** BEGIN EXERCISE DATA **
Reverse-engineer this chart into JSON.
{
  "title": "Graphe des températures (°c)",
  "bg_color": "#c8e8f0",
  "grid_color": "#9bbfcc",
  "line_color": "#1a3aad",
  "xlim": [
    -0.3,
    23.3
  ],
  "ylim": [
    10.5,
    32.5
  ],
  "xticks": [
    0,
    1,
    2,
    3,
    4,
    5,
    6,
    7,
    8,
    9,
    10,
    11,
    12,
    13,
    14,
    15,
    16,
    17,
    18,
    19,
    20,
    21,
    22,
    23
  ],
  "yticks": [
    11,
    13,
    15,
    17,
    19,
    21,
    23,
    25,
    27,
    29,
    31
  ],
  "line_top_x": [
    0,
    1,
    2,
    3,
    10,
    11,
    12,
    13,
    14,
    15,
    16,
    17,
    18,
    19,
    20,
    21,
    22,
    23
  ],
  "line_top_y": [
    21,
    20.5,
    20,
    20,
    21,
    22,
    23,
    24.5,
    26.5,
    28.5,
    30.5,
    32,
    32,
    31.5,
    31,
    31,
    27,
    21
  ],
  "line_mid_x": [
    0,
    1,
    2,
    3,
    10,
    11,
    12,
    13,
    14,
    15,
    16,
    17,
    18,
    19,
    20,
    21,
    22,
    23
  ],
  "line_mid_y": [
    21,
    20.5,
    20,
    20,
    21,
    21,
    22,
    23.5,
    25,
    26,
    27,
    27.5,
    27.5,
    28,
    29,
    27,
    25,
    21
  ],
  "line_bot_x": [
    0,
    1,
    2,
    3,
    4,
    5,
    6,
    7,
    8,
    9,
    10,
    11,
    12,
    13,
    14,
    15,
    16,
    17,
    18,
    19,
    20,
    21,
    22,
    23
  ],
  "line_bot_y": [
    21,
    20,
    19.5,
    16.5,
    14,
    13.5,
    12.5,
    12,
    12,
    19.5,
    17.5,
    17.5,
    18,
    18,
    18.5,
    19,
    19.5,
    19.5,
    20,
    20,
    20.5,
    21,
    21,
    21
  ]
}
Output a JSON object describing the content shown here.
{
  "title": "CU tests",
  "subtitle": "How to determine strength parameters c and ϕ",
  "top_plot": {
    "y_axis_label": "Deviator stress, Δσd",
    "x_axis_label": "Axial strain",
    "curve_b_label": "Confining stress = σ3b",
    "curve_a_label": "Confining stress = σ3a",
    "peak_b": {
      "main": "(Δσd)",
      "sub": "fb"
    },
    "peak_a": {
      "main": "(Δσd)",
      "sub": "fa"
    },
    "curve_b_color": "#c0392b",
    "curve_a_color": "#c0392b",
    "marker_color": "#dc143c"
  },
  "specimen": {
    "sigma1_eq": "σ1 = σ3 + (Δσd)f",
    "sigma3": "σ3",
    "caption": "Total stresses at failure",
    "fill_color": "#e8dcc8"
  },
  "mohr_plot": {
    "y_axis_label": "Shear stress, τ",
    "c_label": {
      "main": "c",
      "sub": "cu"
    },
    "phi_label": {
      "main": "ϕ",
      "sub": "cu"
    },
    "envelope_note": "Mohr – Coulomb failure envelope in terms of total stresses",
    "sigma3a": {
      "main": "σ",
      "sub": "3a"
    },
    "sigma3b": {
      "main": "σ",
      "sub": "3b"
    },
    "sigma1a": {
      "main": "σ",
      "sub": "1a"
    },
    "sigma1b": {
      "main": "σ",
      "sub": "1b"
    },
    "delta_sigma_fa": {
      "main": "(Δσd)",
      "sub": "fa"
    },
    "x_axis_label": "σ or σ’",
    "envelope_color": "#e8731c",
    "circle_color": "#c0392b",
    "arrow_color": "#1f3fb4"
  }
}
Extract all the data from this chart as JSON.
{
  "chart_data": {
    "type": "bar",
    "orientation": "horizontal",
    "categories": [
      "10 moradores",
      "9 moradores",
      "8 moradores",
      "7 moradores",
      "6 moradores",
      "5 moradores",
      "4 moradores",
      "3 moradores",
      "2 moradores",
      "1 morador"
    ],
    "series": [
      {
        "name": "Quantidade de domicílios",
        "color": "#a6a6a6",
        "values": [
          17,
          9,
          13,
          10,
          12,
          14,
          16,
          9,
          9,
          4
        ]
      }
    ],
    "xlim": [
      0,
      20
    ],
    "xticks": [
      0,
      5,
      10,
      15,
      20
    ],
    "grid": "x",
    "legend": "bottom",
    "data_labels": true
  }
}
** END EXERCISE DATA **
OBJECTIVE: In the records above, find each line with the word "this" and copy it.

FINISHED EXERCISE:
Reverse-engineer this chart into JSON.
Extract all the data from this chart as JSON.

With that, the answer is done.